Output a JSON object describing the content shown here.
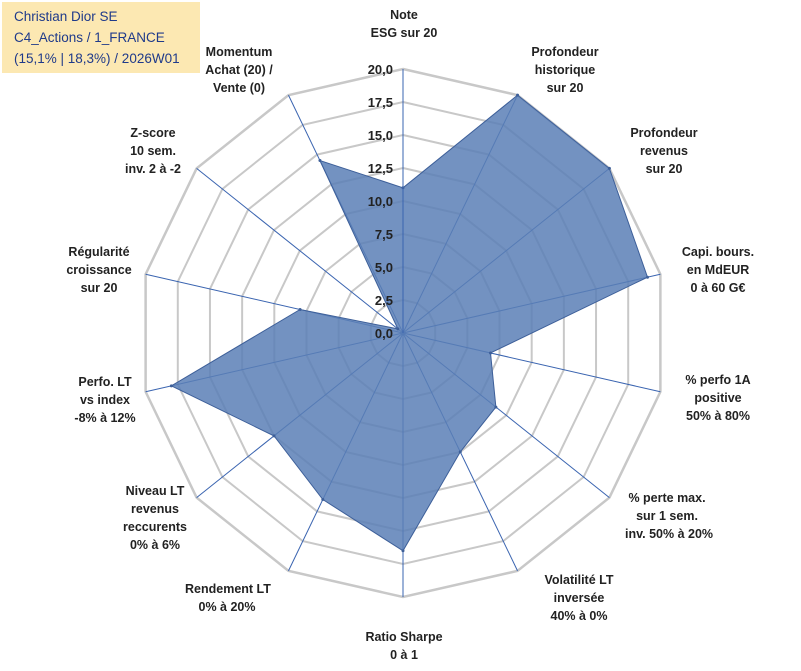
{
  "info_box": {
    "line1": "Christian Dior SE",
    "line2": "C4_Actions / 1_FRANCE",
    "line3": "(15,1% | 18,3%) / 2026W01"
  },
  "chart_data": {
    "type": "radar",
    "title": "Christian Dior SE",
    "rlim": [
      0,
      20
    ],
    "tick_step": 2.5,
    "tick_labels": [
      "0,0",
      "2,5",
      "5,0",
      "7,5",
      "10,0",
      "12,5",
      "15,0",
      "17,5",
      "20,0"
    ],
    "axes": [
      {
        "lines": [
          "Note",
          "ESG sur 20"
        ]
      },
      {
        "lines": [
          "Profondeur",
          "historique",
          "sur 20"
        ]
      },
      {
        "lines": [
          "Profondeur",
          "revenus",
          "sur 20"
        ]
      },
      {
        "lines": [
          "Capi. bours.",
          "en MdEUR",
          "0 à 60 G€"
        ]
      },
      {
        "lines": [
          "% perfo 1A",
          "positive",
          "50% à 80%"
        ]
      },
      {
        "lines": [
          "% perte max.",
          "sur 1 sem.",
          "inv. 50% à 20%"
        ]
      },
      {
        "lines": [
          "Volatilité LT",
          "inversée",
          "40% à 0%"
        ]
      },
      {
        "lines": [
          "Ratio Sharpe",
          "0 à 1"
        ]
      },
      {
        "lines": [
          "Rendement LT",
          "0% à 20%"
        ]
      },
      {
        "lines": [
          "Niveau LT",
          "revenus",
          "reccurents",
          "0% à 6%"
        ]
      },
      {
        "lines": [
          "Perfo. LT",
          "vs index",
          "-8% à 12%"
        ]
      },
      {
        "lines": [
          "Régularité",
          "croissance",
          "sur 20"
        ]
      },
      {
        "lines": [
          "Z-score",
          "10 sem.",
          "inv. 2 à -2"
        ]
      },
      {
        "lines": [
          "Momentum",
          "Achat (20) /",
          "Vente (0)"
        ]
      }
    ],
    "series": [
      {
        "name": "Christian Dior SE",
        "values": [
          11.0,
          20.0,
          20.0,
          19.0,
          6.8,
          9.0,
          10.0,
          16.5,
          14.0,
          12.5,
          18.0,
          8.0,
          0.5,
          14.5
        ]
      }
    ],
    "colors": {
      "fill": "#5b7fb6",
      "stroke": "#3d5f99",
      "grid": "#c8c8c8",
      "axis": "#3a64b0"
    }
  }
}
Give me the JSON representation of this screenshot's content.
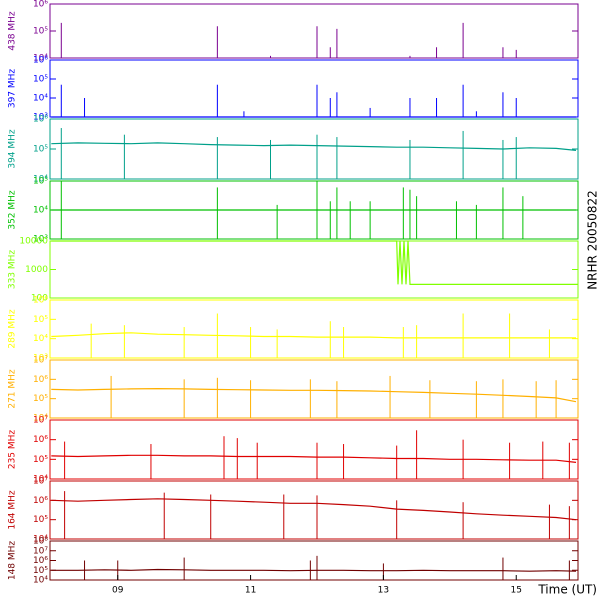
{
  "station_label": "NRHR 20050822",
  "chart_data": [
    {
      "type": "line",
      "label": "438 MHz",
      "color": "#7a0090",
      "log": true,
      "xlim": [
        7.98,
        15.93
      ],
      "ylim": [
        10000,
        1000000
      ],
      "yticks": [
        {
          "value": 10000,
          "label": "10⁴"
        },
        {
          "value": 100000,
          "label": "10⁵"
        },
        {
          "value": 1000000,
          "label": "10⁶"
        }
      ],
      "spike_x": [
        8.15,
        10.5,
        11.3,
        12.0,
        12.2,
        12.3,
        13.4,
        13.8,
        14.2,
        14.8,
        15.0
      ],
      "spike_values": [
        200000,
        150000,
        12000,
        150000,
        25000,
        120000,
        12000,
        25000,
        200000,
        25000,
        20000
      ]
    },
    {
      "type": "line",
      "label": "397 MHz",
      "color": "#0000ff",
      "log": true,
      "xlim": [
        7.98,
        15.93
      ],
      "ylim": [
        1000,
        1000000
      ],
      "yticks": [
        {
          "value": 1000,
          "label": "10³"
        },
        {
          "value": 10000,
          "label": "10⁴"
        },
        {
          "value": 100000,
          "label": "10⁵"
        },
        {
          "value": 1000000,
          "label": "10⁶"
        }
      ],
      "x": [
        8.0,
        15.9
      ],
      "values": [
        1000,
        1000
      ],
      "spike_x": [
        8.15,
        8.5,
        10.5,
        10.9,
        12.0,
        12.2,
        12.3,
        12.8,
        13.4,
        13.8,
        14.2,
        14.4,
        14.8,
        15.0
      ],
      "spike_values": [
        50000,
        10000,
        50000,
        2000,
        50000,
        10000,
        20000,
        3000,
        10000,
        10000,
        50000,
        2000,
        20000,
        10000
      ]
    },
    {
      "type": "line",
      "label": "394 MHz",
      "color": "#00a08a",
      "log": true,
      "xlim": [
        7.98,
        15.93
      ],
      "ylim": [
        10000,
        1000000
      ],
      "yticks": [
        {
          "value": 10000,
          "label": "10⁴"
        },
        {
          "value": 100000,
          "label": "10⁵"
        },
        {
          "value": 1000000,
          "label": "10⁶"
        }
      ],
      "x": [
        8.0,
        8.4,
        8.8,
        9.2,
        9.6,
        10.0,
        10.4,
        10.8,
        11.2,
        11.6,
        12.0,
        12.4,
        12.8,
        13.2,
        13.6,
        14.0,
        14.4,
        14.8,
        15.2,
        15.6,
        15.9
      ],
      "values": [
        150000,
        160000,
        155000,
        150000,
        160000,
        150000,
        140000,
        135000,
        130000,
        135000,
        130000,
        125000,
        120000,
        115000,
        115000,
        110000,
        105000,
        100000,
        110000,
        105000,
        90000
      ],
      "spike_x": [
        8.15,
        9.1,
        10.5,
        11.3,
        12.0,
        12.3,
        13.4,
        14.2,
        14.8,
        15.0
      ],
      "spike_values": [
        500000,
        300000,
        250000,
        200000,
        300000,
        250000,
        200000,
        400000,
        200000,
        250000
      ]
    },
    {
      "type": "line",
      "label": "352 MHz",
      "color": "#00c000",
      "log": true,
      "xlim": [
        7.98,
        15.93
      ],
      "ylim": [
        1000,
        100000
      ],
      "yticks": [
        {
          "value": 1000,
          "label": "10³"
        },
        {
          "value": 10000,
          "label": "10⁴"
        },
        {
          "value": 100000,
          "label": "10⁵"
        }
      ],
      "x": [
        8.0,
        15.9
      ],
      "values": [
        10000,
        10000
      ],
      "spike_x": [
        8.15,
        10.5,
        11.4,
        12.0,
        12.2,
        12.3,
        12.5,
        12.8,
        13.3,
        13.4,
        13.5,
        14.1,
        14.4,
        14.8,
        15.1
      ],
      "spike_values": [
        100000,
        60000,
        15000,
        100000,
        20000,
        60000,
        20000,
        20000,
        60000,
        50000,
        30000,
        20000,
        15000,
        60000,
        30000
      ]
    },
    {
      "type": "line",
      "label": "333 MHz",
      "color": "#80ff00",
      "log": true,
      "xlim": [
        7.98,
        15.93
      ],
      "ylim": [
        100,
        10000
      ],
      "yticks": [
        100,
        1000,
        10000
      ],
      "x": [
        8.0,
        13.2,
        13.22,
        13.25,
        13.28,
        13.31,
        13.34,
        13.37,
        13.4,
        15.93
      ],
      "values": [
        10000,
        10000,
        300,
        10000,
        300,
        10000,
        300,
        10000,
        300,
        300
      ]
    },
    {
      "type": "line",
      "label": "289 MHz",
      "color": "#ffff00",
      "log": true,
      "xlim": [
        7.98,
        15.93
      ],
      "ylim": [
        1000,
        1000000
      ],
      "yticks": [
        {
          "value": 1000,
          "label": "10³"
        },
        {
          "value": 10000,
          "label": "10⁴"
        },
        {
          "value": 100000,
          "label": "10⁵"
        },
        {
          "value": 1000000,
          "label": "10⁶"
        }
      ],
      "x": [
        8.0,
        8.4,
        8.8,
        9.2,
        9.6,
        10.0,
        10.4,
        10.8,
        11.2,
        11.6,
        12.0,
        12.4,
        12.8,
        13.2,
        13.6,
        14.0,
        14.4,
        14.8,
        15.2,
        15.6,
        15.9
      ],
      "values": [
        13000,
        15000,
        18000,
        20000,
        17000,
        16000,
        15000,
        14000,
        13000,
        13000,
        12000,
        12000,
        12000,
        11000,
        11000,
        11000,
        11000,
        11000,
        11000,
        11000,
        11000
      ],
      "spike_x": [
        8.6,
        9.1,
        10.0,
        10.5,
        11.0,
        11.4,
        12.2,
        12.4,
        13.3,
        13.5,
        14.2,
        14.9,
        15.5
      ],
      "spike_values": [
        60000,
        50000,
        40000,
        200000,
        40000,
        30000,
        80000,
        40000,
        40000,
        50000,
        200000,
        200000,
        30000
      ]
    },
    {
      "type": "line",
      "label": "271 MHz",
      "color": "#ffb000",
      "log": true,
      "xlim": [
        7.98,
        15.93
      ],
      "ylim": [
        10000,
        10000000
      ],
      "yticks": [
        {
          "value": 10000,
          "label": "10⁴"
        },
        {
          "value": 100000,
          "label": "10⁵"
        },
        {
          "value": 1000000,
          "label": "10⁶"
        },
        {
          "value": 10000000,
          "label": "10⁷"
        }
      ],
      "x": [
        8.0,
        8.4,
        8.8,
        9.2,
        9.6,
        10.0,
        10.4,
        10.8,
        11.2,
        11.6,
        12.0,
        12.4,
        12.8,
        13.2,
        13.6,
        14.0,
        14.4,
        14.8,
        15.2,
        15.6,
        15.9
      ],
      "values": [
        300000,
        280000,
        300000,
        320000,
        330000,
        320000,
        300000,
        290000,
        280000,
        270000,
        270000,
        260000,
        250000,
        230000,
        210000,
        190000,
        170000,
        150000,
        130000,
        110000,
        70000
      ],
      "spike_x": [
        8.9,
        10.0,
        10.5,
        11.0,
        11.9,
        12.3,
        13.1,
        13.7,
        14.4,
        14.8,
        15.3,
        15.6
      ],
      "spike_values": [
        1500000,
        1000000,
        1200000,
        900000,
        1000000,
        800000,
        1500000,
        900000,
        800000,
        1000000,
        800000,
        900000
      ]
    },
    {
      "type": "line",
      "label": "235 MHz",
      "color": "#e00000",
      "log": true,
      "xlim": [
        7.98,
        15.93
      ],
      "ylim": [
        10000,
        10000000
      ],
      "yticks": [
        {
          "value": 10000,
          "label": "10⁴"
        },
        {
          "value": 100000,
          "label": "10⁵"
        },
        {
          "value": 1000000,
          "label": "10⁶"
        },
        {
          "value": 10000000,
          "label": "10⁷"
        }
      ],
      "x": [
        8.0,
        8.4,
        8.8,
        9.2,
        9.6,
        10.0,
        10.4,
        10.8,
        11.2,
        11.6,
        12.0,
        12.4,
        12.8,
        13.2,
        13.6,
        14.0,
        14.4,
        14.8,
        15.2,
        15.6,
        15.9
      ],
      "values": [
        150000,
        140000,
        150000,
        160000,
        160000,
        150000,
        150000,
        140000,
        140000,
        140000,
        130000,
        130000,
        120000,
        110000,
        110000,
        100000,
        100000,
        95000,
        90000,
        90000,
        70000
      ],
      "spike_x": [
        8.2,
        9.5,
        10.6,
        10.8,
        11.1,
        12.0,
        12.4,
        13.2,
        13.5,
        14.2,
        14.9,
        15.4,
        15.8
      ],
      "spike_values": [
        800000,
        600000,
        1500000,
        1200000,
        700000,
        700000,
        600000,
        500000,
        3000000,
        1000000,
        700000,
        800000,
        700000
      ]
    },
    {
      "type": "line",
      "label": "164 MHz",
      "color": "#c00000",
      "log": true,
      "xlim": [
        7.98,
        15.93
      ],
      "ylim": [
        10000,
        10000000
      ],
      "yticks": [
        {
          "value": 10000,
          "label": "10⁴"
        },
        {
          "value": 100000,
          "label": "10⁵"
        },
        {
          "value": 1000000,
          "label": "10⁶"
        },
        {
          "value": 10000000,
          "label": "10⁷"
        }
      ],
      "x": [
        8.0,
        8.4,
        8.8,
        9.2,
        9.6,
        10.0,
        10.4,
        10.8,
        11.2,
        11.6,
        12.0,
        12.4,
        12.8,
        13.2,
        13.6,
        14.0,
        14.4,
        14.8,
        15.2,
        15.6,
        15.9
      ],
      "values": [
        1000000,
        900000,
        1000000,
        1100000,
        1200000,
        1100000,
        1000000,
        900000,
        800000,
        700000,
        700000,
        600000,
        500000,
        350000,
        300000,
        250000,
        200000,
        170000,
        150000,
        130000,
        100000
      ],
      "spike_x": [
        8.2,
        9.7,
        10.4,
        11.5,
        12.0,
        13.2,
        14.2,
        15.5,
        15.8
      ],
      "spike_values": [
        3000000,
        2500000,
        2000000,
        2000000,
        1800000,
        1000000,
        800000,
        600000,
        500000
      ]
    },
    {
      "type": "line",
      "label": "148 MHz",
      "color": "#700000",
      "log": true,
      "xlim": [
        7.98,
        15.93
      ],
      "ylim": [
        10000,
        100000000
      ],
      "yticks": [
        {
          "value": 10000,
          "label": "10⁴"
        },
        {
          "value": 100000,
          "label": "10⁵"
        },
        {
          "value": 1000000,
          "label": "10⁶"
        },
        {
          "value": 10000000,
          "label": "10⁷"
        },
        {
          "value": 100000000,
          "label": "10⁸"
        }
      ],
      "x": [
        8.0,
        8.4,
        8.8,
        9.2,
        9.6,
        10.0,
        10.4,
        10.8,
        11.2,
        11.6,
        12.0,
        12.4,
        12.8,
        13.2,
        13.6,
        14.0,
        14.4,
        14.8,
        15.2,
        15.6,
        15.9
      ],
      "values": [
        100000,
        100000,
        110000,
        100000,
        120000,
        110000,
        100000,
        100000,
        100000,
        90000,
        100000,
        100000,
        90000,
        90000,
        100000,
        90000,
        90000,
        90000,
        80000,
        90000,
        80000
      ],
      "spike_x": [
        8.5,
        9.0,
        10.0,
        11.9,
        12.0,
        13.0,
        14.8,
        15.8
      ],
      "spike_values": [
        1000000,
        1000000,
        2000000,
        1000000,
        3000000,
        500000,
        2000000,
        1000000
      ],
      "xticks": [
        {
          "value": 9,
          "label": "09"
        },
        {
          "value": 11,
          "label": "11"
        },
        {
          "value": 13,
          "label": "13"
        },
        {
          "value": 15,
          "label": "15"
        }
      ],
      "xlabel": "Time (UT)"
    }
  ]
}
----
**Goal:** Of the lines in this listing, report how many contain the string "Dior", and give the number only.

**The response:** 3